* _TO DO_: Copy all entries without alteration and skip the pictures they hold.

==============================

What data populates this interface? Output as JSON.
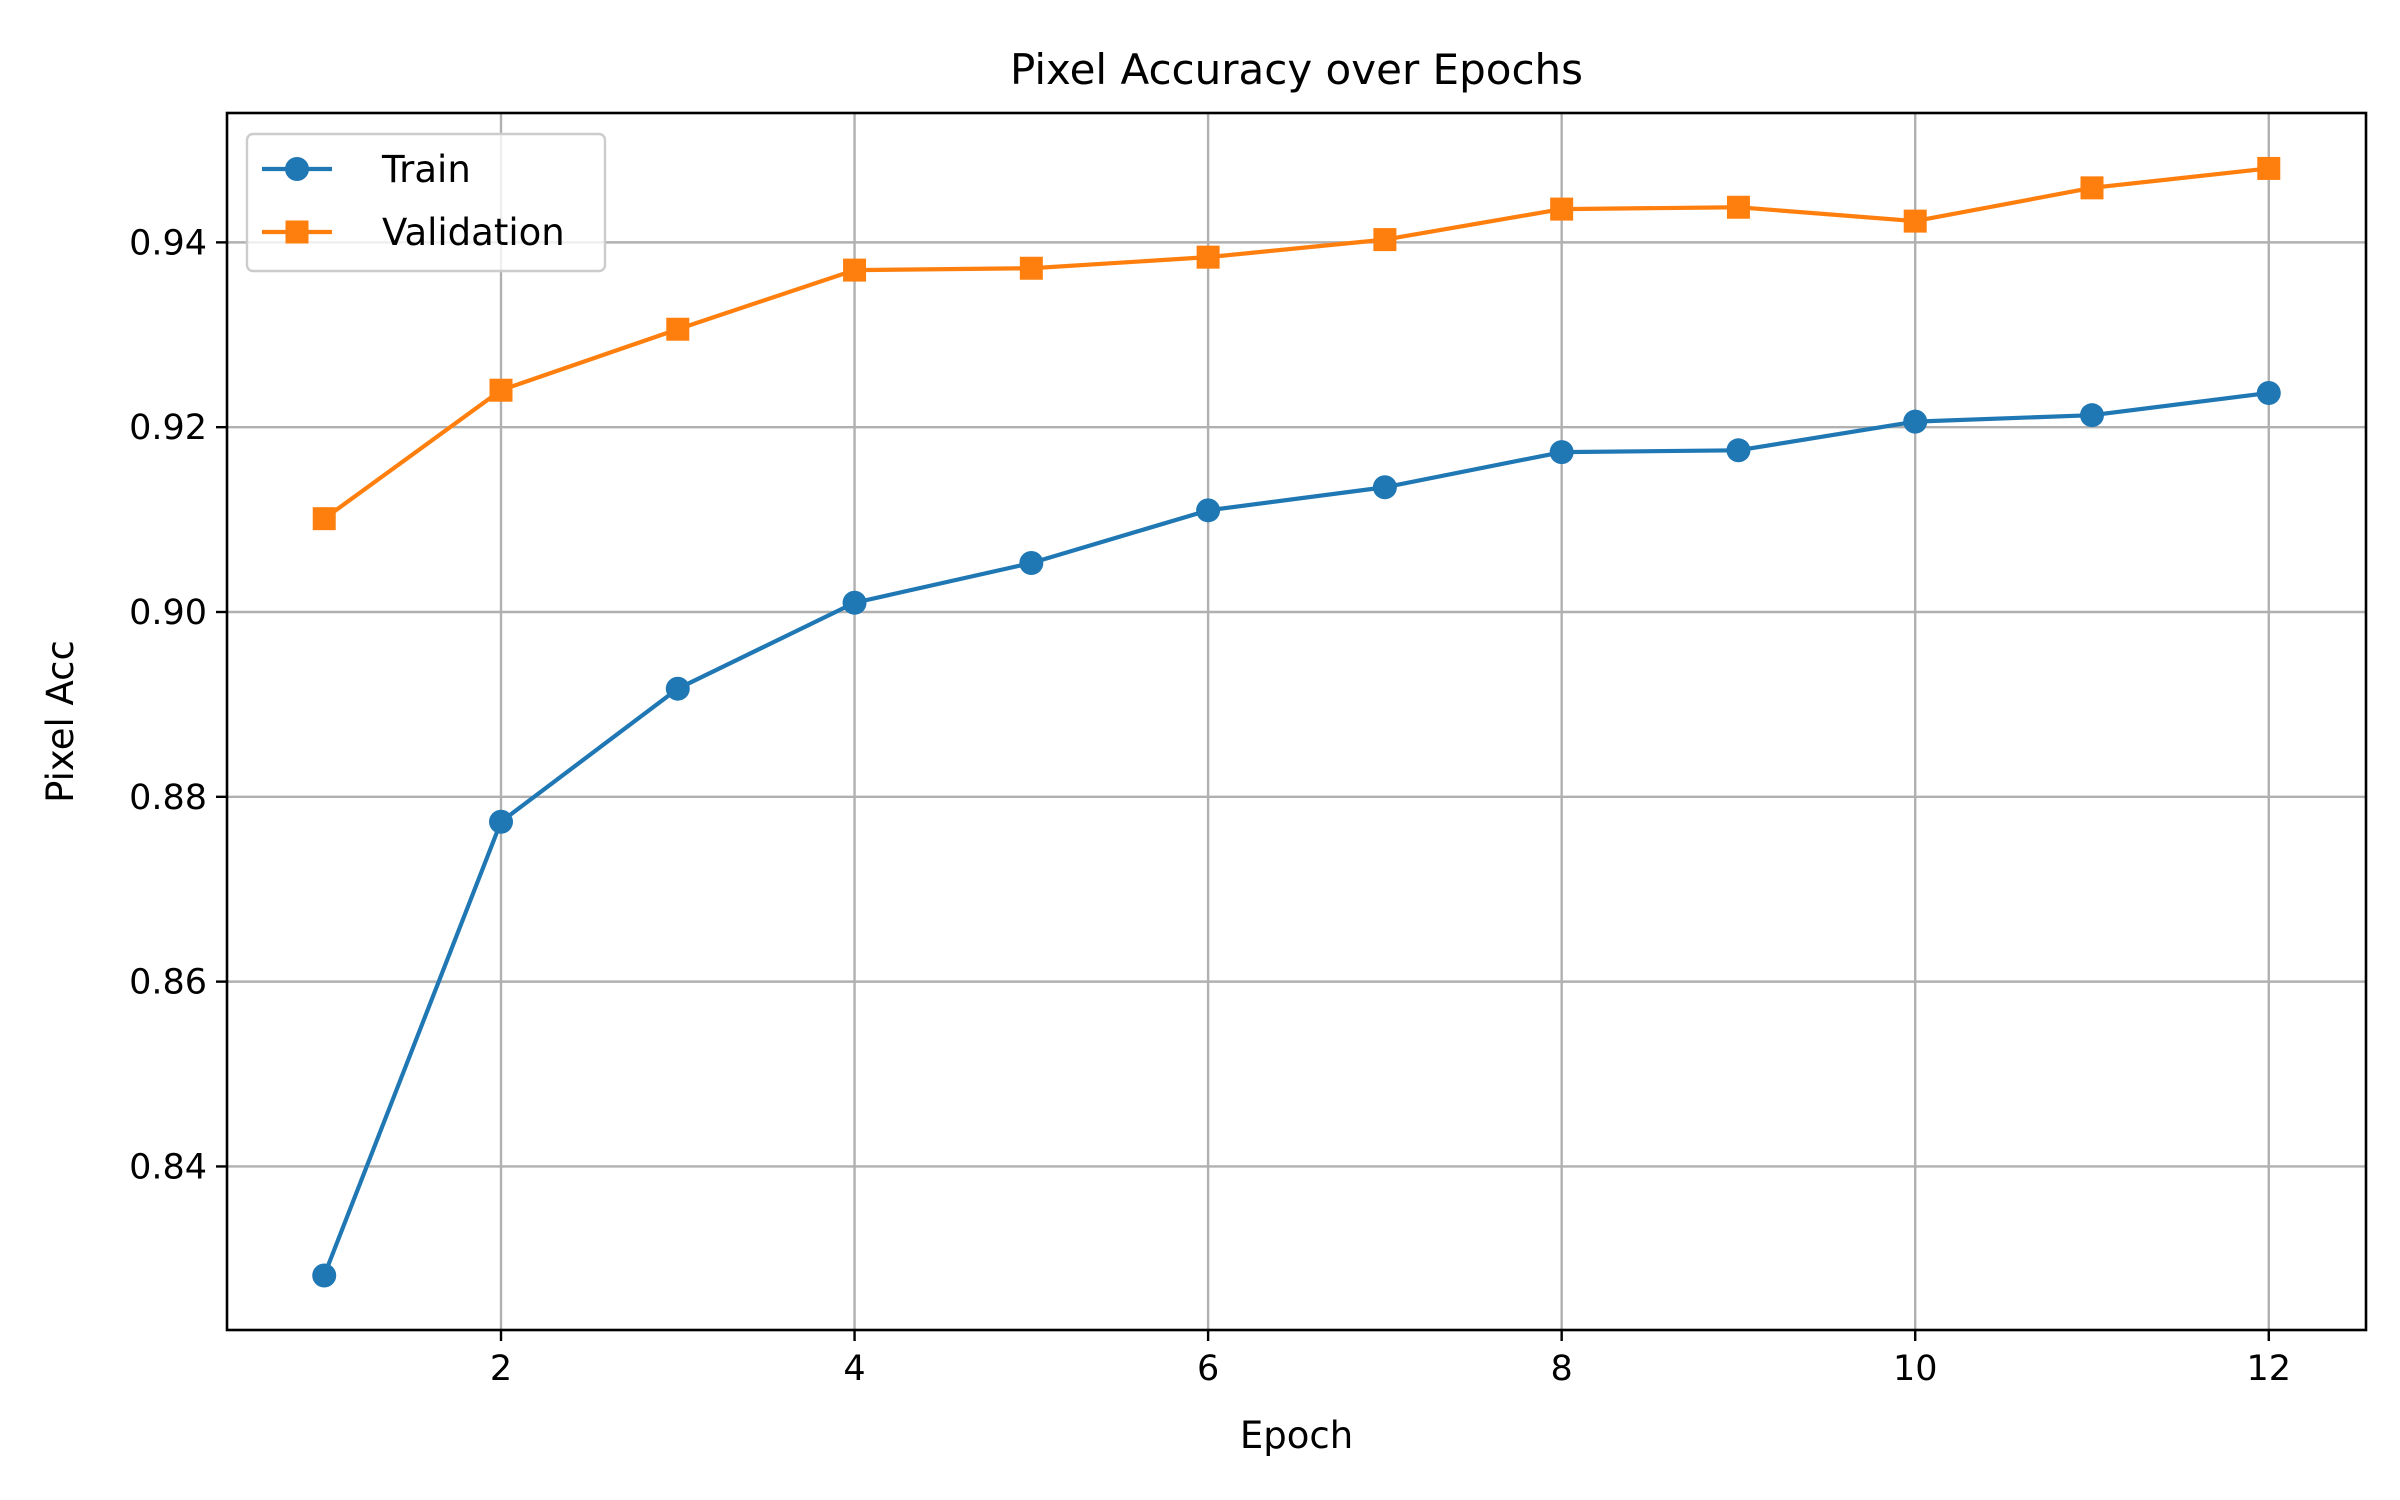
{
  "chart_data": {
    "type": "line",
    "title": "Pixel Accuracy over Epochs",
    "xlabel": "Epoch",
    "ylabel": "Pixel Acc",
    "x": [
      1,
      2,
      3,
      4,
      5,
      6,
      7,
      8,
      9,
      10,
      11,
      12
    ],
    "xlim": [
      0.45,
      12.55
    ],
    "ylim": [
      0.8223,
      0.954
    ],
    "xticks": [
      2,
      4,
      6,
      8,
      10,
      12
    ],
    "xtick_labels": [
      "2",
      "4",
      "6",
      "8",
      "10",
      "12"
    ],
    "yticks": [
      0.84,
      0.86,
      0.88,
      0.9,
      0.92,
      0.94
    ],
    "ytick_labels": [
      "0.84",
      "0.86",
      "0.88",
      "0.90",
      "0.92",
      "0.94"
    ],
    "grid": true,
    "legend_position": "upper-left",
    "series": [
      {
        "name": "Train",
        "color": "#1f77b4",
        "marker": "circle",
        "values": [
          0.8282,
          0.8773,
          0.8917,
          0.901,
          0.9053,
          0.911,
          0.9135,
          0.9173,
          0.9175,
          0.9206,
          0.9213,
          0.9237
        ]
      },
      {
        "name": "Validation",
        "color": "#ff7f0e",
        "marker": "square",
        "values": [
          0.9101,
          0.924,
          0.9306,
          0.937,
          0.9372,
          0.9384,
          0.9403,
          0.9436,
          0.9438,
          0.9423,
          0.9459,
          0.948
        ]
      }
    ]
  }
}
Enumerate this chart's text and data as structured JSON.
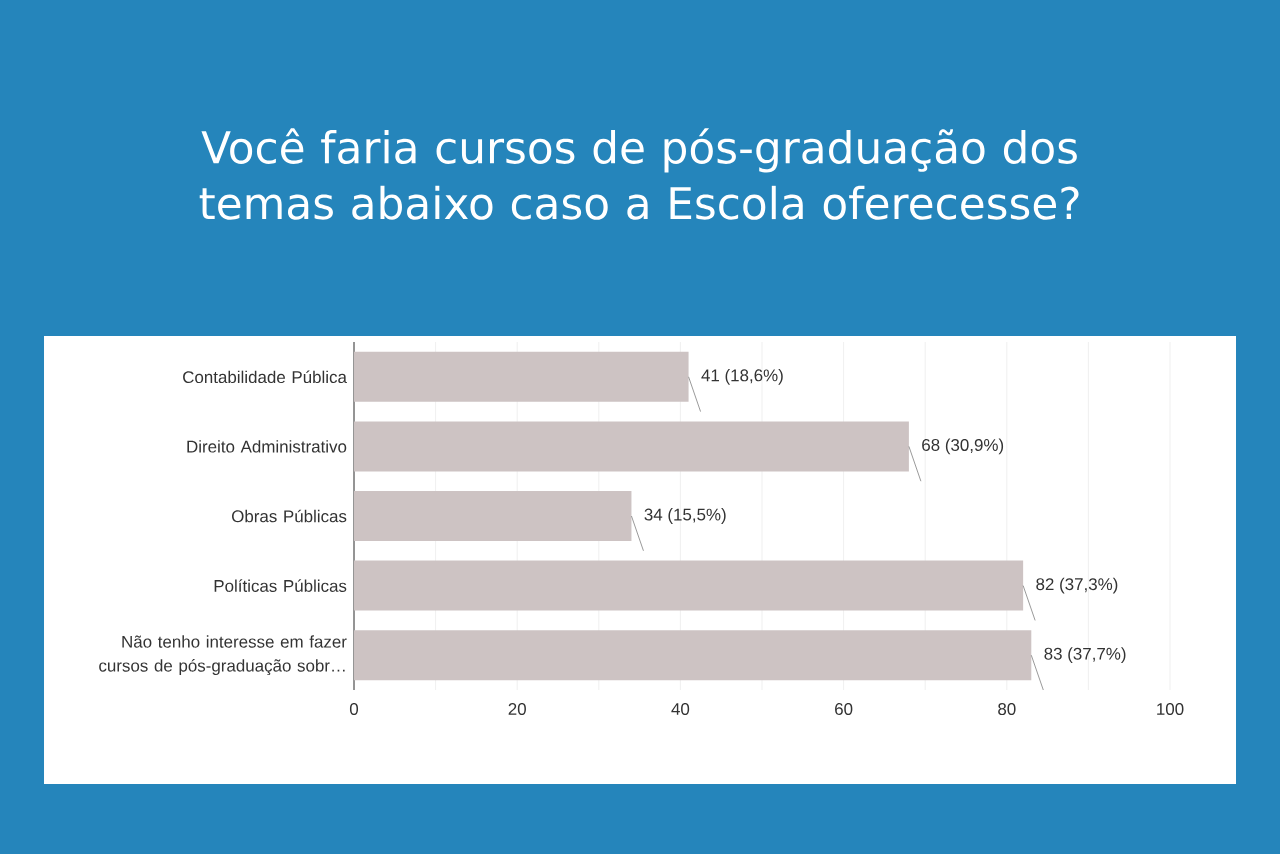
{
  "chart_data": {
    "type": "bar",
    "orientation": "horizontal",
    "title": "Você faria cursos de pós-graduação dos temas abaixo caso a Escola oferecesse?",
    "categories": [
      "Contabilidade Pública",
      "Direito Administrativo",
      "Obras Públicas",
      "Políticas Públicas",
      "Não tenho interesse em fazer cursos de pós-graduação sobr…"
    ],
    "values": [
      41,
      68,
      34,
      82,
      83
    ],
    "value_labels": [
      "41 (18,6%)",
      "68 (30,9%)",
      "34 (15,5%)",
      "82 (37,3%)",
      "83 (37,7%)"
    ],
    "color": "#cdc3c3",
    "xlim": [
      0,
      100
    ],
    "xticks": [
      0,
      20,
      40,
      60,
      80,
      100
    ],
    "grid": "x"
  }
}
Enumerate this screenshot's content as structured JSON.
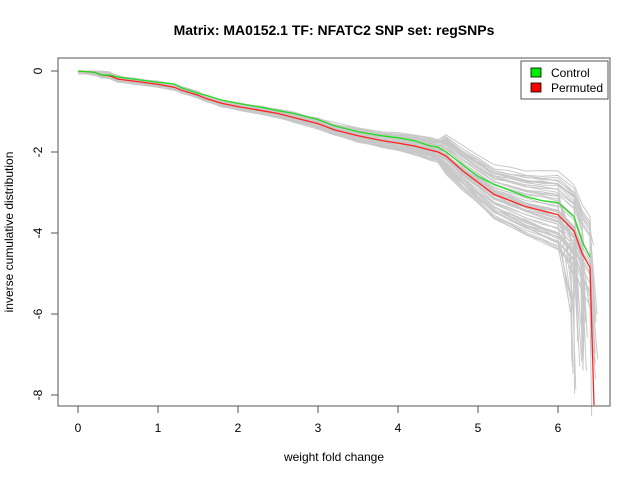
{
  "chart_data": {
    "type": "line",
    "title": "Matrix: MA0152.1 TF: NFATC2 SNP set: regSNPs",
    "xlabel": "weight fold change",
    "ylabel": "inverse cumulative distribution",
    "xlim": [
      -0.3,
      6.6
    ],
    "ylim": [
      -8.3,
      0.3
    ],
    "xticks": [
      0,
      1,
      2,
      3,
      4,
      5,
      6
    ],
    "yticks": [
      0,
      -2,
      -4,
      -6,
      -8
    ],
    "grid": false,
    "legend": {
      "position": "top-right",
      "entries": [
        {
          "label": "Control",
          "color": "#00ee00"
        },
        {
          "label": "Permuted",
          "color": "#ff0000"
        }
      ]
    },
    "series": [
      {
        "name": "Control",
        "color": "#22dd22",
        "x": [
          0,
          0.2,
          0.3,
          0.4,
          0.5,
          0.7,
          1.0,
          1.2,
          1.3,
          1.5,
          1.6,
          1.8,
          2.0,
          2.3,
          2.5,
          2.7,
          3.0,
          3.2,
          3.5,
          3.8,
          4.0,
          4.2,
          4.4,
          4.5,
          4.6,
          4.8,
          5.0,
          5.2,
          5.4,
          5.6,
          5.8,
          6.0,
          6.2,
          6.3,
          6.4
        ],
        "y": [
          0,
          -0.03,
          -0.1,
          -0.1,
          -0.15,
          -0.2,
          -0.28,
          -0.32,
          -0.42,
          -0.55,
          -0.6,
          -0.72,
          -0.8,
          -0.9,
          -0.98,
          -1.05,
          -1.2,
          -1.35,
          -1.5,
          -1.6,
          -1.65,
          -1.72,
          -1.85,
          -1.88,
          -2.0,
          -2.3,
          -2.6,
          -2.8,
          -2.95,
          -3.1,
          -3.2,
          -3.25,
          -3.6,
          -4.2,
          -4.6
        ]
      },
      {
        "name": "Permuted",
        "color": "#ff2222",
        "x": [
          0,
          0.2,
          0.3,
          0.4,
          0.5,
          0.7,
          1.0,
          1.2,
          1.3,
          1.5,
          1.6,
          1.8,
          2.0,
          2.3,
          2.5,
          2.7,
          3.0,
          3.2,
          3.5,
          3.8,
          4.0,
          4.2,
          4.4,
          4.5,
          4.6,
          4.8,
          5.0,
          5.2,
          5.4,
          5.6,
          5.8,
          6.0,
          6.2,
          6.3,
          6.4,
          6.45
        ],
        "y": [
          0,
          -0.03,
          -0.1,
          -0.12,
          -0.2,
          -0.25,
          -0.33,
          -0.4,
          -0.48,
          -0.6,
          -0.68,
          -0.8,
          -0.88,
          -0.98,
          -1.05,
          -1.15,
          -1.3,
          -1.45,
          -1.6,
          -1.72,
          -1.78,
          -1.85,
          -1.95,
          -2.0,
          -2.1,
          -2.45,
          -2.75,
          -3.05,
          -3.2,
          -3.35,
          -3.45,
          -3.55,
          -3.95,
          -4.5,
          -4.85,
          -8.25
        ]
      }
    ],
    "permutation_curves": {
      "count": 60,
      "color": "#c8c8c8"
    }
  }
}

==============================

* _IN RESPONSE_:
What data populates this interface? Output as JSON.
{
  "chart_data": {
    "type": "line",
    "title": "Pixel Accuracy over Epochs",
    "xlabel": "Epoch",
    "ylabel": "Pixel Acc",
    "x": [
      1,
      2,
      3,
      4,
      5,
      6,
      7,
      8,
      9,
      10,
      11,
      12
    ],
    "xlim": [
      0.45,
      12.55
    ],
    "ylim": [
      0.8223,
      0.954
    ],
    "xticks": [
      2,
      4,
      6,
      8,
      10,
      12
    ],
    "xtick_labels": [
      "2",
      "4",
      "6",
      "8",
      "10",
      "12"
    ],
    "yticks": [
      0.84,
      0.86,
      0.88,
      0.9,
      0.92,
      0.94
    ],
    "ytick_labels": [
      "0.84",
      "0.86",
      "0.88",
      "0.90",
      "0.92",
      "0.94"
    ],
    "grid": true,
    "legend_position": "upper-left",
    "series": [
      {
        "name": "Train",
        "color": "#1f77b4",
        "marker": "circle",
        "values": [
          0.8282,
          0.8773,
          0.8917,
          0.901,
          0.9053,
          0.911,
          0.9135,
          0.9173,
          0.9175,
          0.9206,
          0.9213,
          0.9237
        ]
      },
      {
        "name": "Validation",
        "color": "#ff7f0e",
        "marker": "square",
        "values": [
          0.9101,
          0.924,
          0.9306,
          0.937,
          0.9372,
          0.9384,
          0.9403,
          0.9436,
          0.9438,
          0.9423,
          0.9459,
          0.948
        ]
      }
    ]
  }
}
Enumerate this chart's text and data as structured JSON.
{
  "chart_data": {
    "type": "bar",
    "orientation": "horizontal",
    "title": "Você faria cursos de pós-graduação dos temas abaixo caso a Escola oferecesse?",
    "categories": [
      "Contabilidade Pública",
      "Direito Administrativo",
      "Obras Públicas",
      "Políticas Públicas",
      "Não tenho interesse em fazer cursos de pós-graduação sobr…"
    ],
    "values": [
      41,
      68,
      34,
      82,
      83
    ],
    "value_labels": [
      "41 (18,6%)",
      "68 (30,9%)",
      "34 (15,5%)",
      "82 (37,3%)",
      "83 (37,7%)"
    ],
    "color": "#cdc3c3",
    "xlim": [
      0,
      100
    ],
    "xticks": [
      0,
      20,
      40,
      60,
      80,
      100
    ],
    "grid": "x"
  }
}
Enumerate this screenshot's content as structured JSON.
{
  "chart_data": {
    "type": "line",
    "title": "Matrix: MA0152.1 TF: NFATC2 SNP set: regSNPs",
    "xlabel": "weight fold change",
    "ylabel": "inverse cumulative distribution",
    "xlim": [
      -0.3,
      6.6
    ],
    "ylim": [
      -8.3,
      0.3
    ],
    "xticks": [
      0,
      1,
      2,
      3,
      4,
      5,
      6
    ],
    "yticks": [
      0,
      -2,
      -4,
      -6,
      -8
    ],
    "grid": false,
    "legend": {
      "position": "top-right",
      "entries": [
        {
          "label": "Control",
          "color": "#00ee00"
        },
        {
          "label": "Permuted",
          "color": "#ff0000"
        }
      ]
    },
    "series": [
      {
        "name": "Control",
        "color": "#22dd22",
        "x": [
          0,
          0.2,
          0.3,
          0.4,
          0.5,
          0.7,
          1.0,
          1.2,
          1.3,
          1.5,
          1.6,
          1.8,
          2.0,
          2.3,
          2.5,
          2.7,
          3.0,
          3.2,
          3.5,
          3.8,
          4.0,
          4.2,
          4.4,
          4.5,
          4.6,
          4.8,
          5.0,
          5.2,
          5.4,
          5.6,
          5.8,
          6.0,
          6.2,
          6.3,
          6.4
        ],
        "y": [
          0,
          -0.03,
          -0.1,
          -0.1,
          -0.15,
          -0.2,
          -0.28,
          -0.32,
          -0.42,
          -0.55,
          -0.6,
          -0.72,
          -0.8,
          -0.9,
          -0.98,
          -1.05,
          -1.2,
          -1.35,
          -1.5,
          -1.6,
          -1.65,
          -1.72,
          -1.85,
          -1.88,
          -2.0,
          -2.3,
          -2.6,
          -2.8,
          -2.95,
          -3.1,
          -3.2,
          -3.25,
          -3.6,
          -4.2,
          -4.6
        ]
      },
      {
        "name": "Permuted",
        "color": "#ff2222",
        "x": [
          0,
          0.2,
          0.3,
          0.4,
          0.5,
          0.7,
          1.0,
          1.2,
          1.3,
          1.5,
          1.6,
          1.8,
          2.0,
          2.3,
          2.5,
          2.7,
          3.0,
          3.2,
          3.5,
          3.8,
          4.0,
          4.2,
          4.4,
          4.5,
          4.6,
          4.8,
          5.0,
          5.2,
          5.4,
          5.6,
          5.8,
          6.0,
          6.2,
          6.3,
          6.4,
          6.45
        ],
        "y": [
          0,
          -0.03,
          -0.1,
          -0.12,
          -0.2,
          -0.25,
          -0.33,
          -0.4,
          -0.48,
          -0.6,
          -0.68,
          -0.8,
          -0.88,
          -0.98,
          -1.05,
          -1.15,
          -1.3,
          -1.45,
          -1.6,
          -1.72,
          -1.78,
          -1.85,
          -1.95,
          -2.0,
          -2.1,
          -2.45,
          -2.75,
          -3.05,
          -3.2,
          -3.35,
          -3.45,
          -3.55,
          -3.95,
          -4.5,
          -4.85,
          -8.25
        ]
      }
    ],
    "permutation_curves": {
      "count": 60,
      "color": "#c8c8c8"
    }
  }
}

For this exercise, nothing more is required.